━━ Selected text
By Mohammad Al-Mahdi
After president Macron’s support for the French teacher, who was beheaded on 16 of October, at the pretext of freedom of expression, the tensions rapidly grew across the Muslim world. Muslim nations like Palestine, Saudi Arabia, Turkey, Bangladesh, Qatar, Pakistan, and many other vehemently condemned the act of the French government and burnt the portrait of the French president and the French flag. Even in social media, we see a wave of clear anger among the peoples, as if the entire nation is on the boil. Turkey on the other hand appealed to the Muslim nations to boycott French products for the sake of Islam.
On the other hand, the divde between Turkey and France is growing rapidly, and if left unchecked, it may take a serious turn. On the French side, they view the act of the French teacher who depicted the picture of Prophet Mohammad, as freedom of expression as they also support the publication of cartoons in Charlie Hebdo. The question, which is very essential at this moment of uncertainty, is, what we Muslims should do in such a situation?
Charlie Hebdo and the Controversy
The French weekly magazine Charlie Hebdo is one of the most controversial magazines and also according to some officials, one of the major causes of the terrorist attacks in France. The magazine presents itself as anti-racist, skeptic, and secular. It had been in the spotlight since its initial days of publication in the 1970s for its political and religious views. The magazine had also been banned several times for publishing highly controversial stuff. Initially it was a failed publication. In fact courting a controversy has been its marketing strategy. After getting not much response from the public, the magazine came up with a different marketing arrangement. In 2006 the magazine published, for the first time, cartoons depicting Prophet Mohammad. We need to remember that the copies of the magazine in demand that week were over a thousand. However, the demand soared dramatically and the magazine had to print 150,000 copies the next day. The reaction of the Muslims at that time was not so aggressive because the magazine had a tiny number of readers. But now with its growing clamor it was bothering the Muslim community of France. Again in 2012, the newspaper for lighting a spark among the Muslims published a series of satirical cartoons of the Prophet. The same thing was repeated about a month ago in September 2020. But this time the magazine had to face opposition on a larger scale as it became the official standpoint of the French government with Macron’s personal support.
━━━━
━━ Dataset excerpts
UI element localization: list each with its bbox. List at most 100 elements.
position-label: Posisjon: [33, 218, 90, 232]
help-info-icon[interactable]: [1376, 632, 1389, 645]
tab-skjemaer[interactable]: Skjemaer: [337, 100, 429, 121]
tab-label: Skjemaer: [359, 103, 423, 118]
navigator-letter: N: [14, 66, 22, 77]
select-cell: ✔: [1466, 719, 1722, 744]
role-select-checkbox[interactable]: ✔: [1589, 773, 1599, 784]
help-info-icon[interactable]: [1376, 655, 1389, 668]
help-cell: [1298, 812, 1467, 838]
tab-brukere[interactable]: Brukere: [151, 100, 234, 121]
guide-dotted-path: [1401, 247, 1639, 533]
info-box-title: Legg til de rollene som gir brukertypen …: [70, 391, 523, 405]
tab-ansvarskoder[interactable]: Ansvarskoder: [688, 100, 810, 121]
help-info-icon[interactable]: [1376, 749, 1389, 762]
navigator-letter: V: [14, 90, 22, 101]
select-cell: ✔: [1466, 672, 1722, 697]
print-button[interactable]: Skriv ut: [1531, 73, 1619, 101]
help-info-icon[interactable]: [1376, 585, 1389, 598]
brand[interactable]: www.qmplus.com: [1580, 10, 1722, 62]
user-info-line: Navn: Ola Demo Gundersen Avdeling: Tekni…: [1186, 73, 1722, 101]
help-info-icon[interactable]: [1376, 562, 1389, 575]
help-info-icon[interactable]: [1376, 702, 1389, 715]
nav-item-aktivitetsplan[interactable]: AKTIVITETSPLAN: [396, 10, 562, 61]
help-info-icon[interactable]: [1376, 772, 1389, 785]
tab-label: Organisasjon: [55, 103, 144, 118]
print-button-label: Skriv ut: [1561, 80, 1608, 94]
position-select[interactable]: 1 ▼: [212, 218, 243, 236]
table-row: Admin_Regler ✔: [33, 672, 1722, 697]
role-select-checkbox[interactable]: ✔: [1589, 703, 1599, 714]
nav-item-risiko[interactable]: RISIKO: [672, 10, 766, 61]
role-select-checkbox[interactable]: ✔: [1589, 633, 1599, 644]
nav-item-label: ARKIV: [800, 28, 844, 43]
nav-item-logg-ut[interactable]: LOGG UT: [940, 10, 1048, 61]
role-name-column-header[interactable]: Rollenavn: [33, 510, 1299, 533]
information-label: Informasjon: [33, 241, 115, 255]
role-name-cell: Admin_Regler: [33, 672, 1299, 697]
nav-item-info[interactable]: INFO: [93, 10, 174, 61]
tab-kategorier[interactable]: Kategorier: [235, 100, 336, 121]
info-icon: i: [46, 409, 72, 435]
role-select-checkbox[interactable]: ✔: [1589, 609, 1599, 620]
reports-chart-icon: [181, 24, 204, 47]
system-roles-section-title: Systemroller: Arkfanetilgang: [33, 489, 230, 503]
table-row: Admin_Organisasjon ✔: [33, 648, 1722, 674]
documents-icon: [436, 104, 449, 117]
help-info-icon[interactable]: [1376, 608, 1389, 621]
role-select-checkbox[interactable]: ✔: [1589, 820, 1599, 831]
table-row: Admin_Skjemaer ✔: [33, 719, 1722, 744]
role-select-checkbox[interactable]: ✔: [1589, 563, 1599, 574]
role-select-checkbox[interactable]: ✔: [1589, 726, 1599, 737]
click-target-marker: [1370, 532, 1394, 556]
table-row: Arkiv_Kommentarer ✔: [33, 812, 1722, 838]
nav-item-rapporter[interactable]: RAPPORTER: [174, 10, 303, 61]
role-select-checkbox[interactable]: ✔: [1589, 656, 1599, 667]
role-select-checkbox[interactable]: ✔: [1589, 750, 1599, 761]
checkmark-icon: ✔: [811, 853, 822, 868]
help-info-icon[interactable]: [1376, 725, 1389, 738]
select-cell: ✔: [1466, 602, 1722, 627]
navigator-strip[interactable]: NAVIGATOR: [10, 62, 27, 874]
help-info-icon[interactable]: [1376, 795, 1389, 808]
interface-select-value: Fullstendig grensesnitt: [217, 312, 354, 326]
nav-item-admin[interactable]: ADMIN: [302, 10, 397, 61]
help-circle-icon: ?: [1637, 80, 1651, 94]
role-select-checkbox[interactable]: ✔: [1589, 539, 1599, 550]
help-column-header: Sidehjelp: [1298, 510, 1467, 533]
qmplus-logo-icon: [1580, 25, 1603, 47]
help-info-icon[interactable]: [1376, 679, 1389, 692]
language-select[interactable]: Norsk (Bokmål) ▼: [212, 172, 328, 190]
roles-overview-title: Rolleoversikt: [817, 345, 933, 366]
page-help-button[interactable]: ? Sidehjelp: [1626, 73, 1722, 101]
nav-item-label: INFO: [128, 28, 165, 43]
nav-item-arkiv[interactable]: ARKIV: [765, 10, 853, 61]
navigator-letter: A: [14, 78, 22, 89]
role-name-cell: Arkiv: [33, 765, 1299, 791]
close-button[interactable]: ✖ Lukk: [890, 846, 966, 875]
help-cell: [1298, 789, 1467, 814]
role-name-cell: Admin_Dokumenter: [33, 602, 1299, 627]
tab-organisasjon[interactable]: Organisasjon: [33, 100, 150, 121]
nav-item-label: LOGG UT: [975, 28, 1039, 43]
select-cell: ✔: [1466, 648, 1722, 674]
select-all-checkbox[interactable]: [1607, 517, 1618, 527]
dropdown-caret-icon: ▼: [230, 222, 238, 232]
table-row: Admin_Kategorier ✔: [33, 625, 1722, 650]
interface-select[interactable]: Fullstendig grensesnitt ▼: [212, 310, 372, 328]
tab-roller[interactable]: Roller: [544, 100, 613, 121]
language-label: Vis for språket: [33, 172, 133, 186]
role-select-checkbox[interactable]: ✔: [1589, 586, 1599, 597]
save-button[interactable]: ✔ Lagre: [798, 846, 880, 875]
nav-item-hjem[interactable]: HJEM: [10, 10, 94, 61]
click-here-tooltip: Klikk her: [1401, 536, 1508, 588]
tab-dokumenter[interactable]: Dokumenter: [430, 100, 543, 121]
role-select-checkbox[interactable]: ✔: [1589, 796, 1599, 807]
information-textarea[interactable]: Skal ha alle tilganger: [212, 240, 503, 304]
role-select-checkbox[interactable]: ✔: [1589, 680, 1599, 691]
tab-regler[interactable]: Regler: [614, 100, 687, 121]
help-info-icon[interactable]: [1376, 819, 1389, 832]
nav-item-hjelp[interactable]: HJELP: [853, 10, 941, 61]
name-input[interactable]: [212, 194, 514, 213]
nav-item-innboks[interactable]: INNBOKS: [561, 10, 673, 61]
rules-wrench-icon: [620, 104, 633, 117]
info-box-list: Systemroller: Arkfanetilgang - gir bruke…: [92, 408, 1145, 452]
━━━━
* **Complete the following**:
**a.** Answer these questions using the article about Charlie Hebdo.
(i) On what date was the French teacher beheaded?
(ii) How does Charlie Hebdo present itself?
(iii) How many copies did the magazine have to print the day after the 2006 cartoons?
**b.** Reproduce a passage of the article about Charlie Hebdo word for word, starting at "By Mohammad Al-Mahdi" and ending after "sake of Islam.".
**c.** Write the next part of the article about Charlie Hebdo, continuing from its final sentence.

* **Activity answers**:
**a.**
(i) 16 of October
(ii) As anti-racist, skeptic, and secular
(iii) 150,000 copies

**b.**
By Mohammad Al-Mahdi
After president Macron’s support for the French teacher, who was beheaded on 16 of October, at the pretext of freedom of expression, the tensions rapidly grew across the Muslim world. Muslim nations like Palestine, Saudi Arabia, Turkey, Bangladesh, Qatar, Pakistan, and many other vehemently condemned the act of the French government and burnt the portrait of the French president and the French flag. Even in social media, we see a wave of clear anger among the peoples, as if the entire nation is on the boil. Turkey on the other hand appealed to the Muslim nations to boycott French products for the sake of Islam.

**c.**
The offices of Charlie Hebdo were attacked three times in recent years. The attack in 2015 lead by two gunmen killed over 10 peoples including many cartoonists and the director. And on September 26, a school teacher Samuel Paty was killed by his student for representing the Prophet’s Cartoons. The tensions are continuously growing, making the life of French citizens worse. Many European countries are supporting France. It seems as if we are on the verge of a new crusade.
Can we prevent violence and bloodshed?
These cartoons and mischievous comments can evidently blaze anger and create a sense of insecurity within the Muslim community of France.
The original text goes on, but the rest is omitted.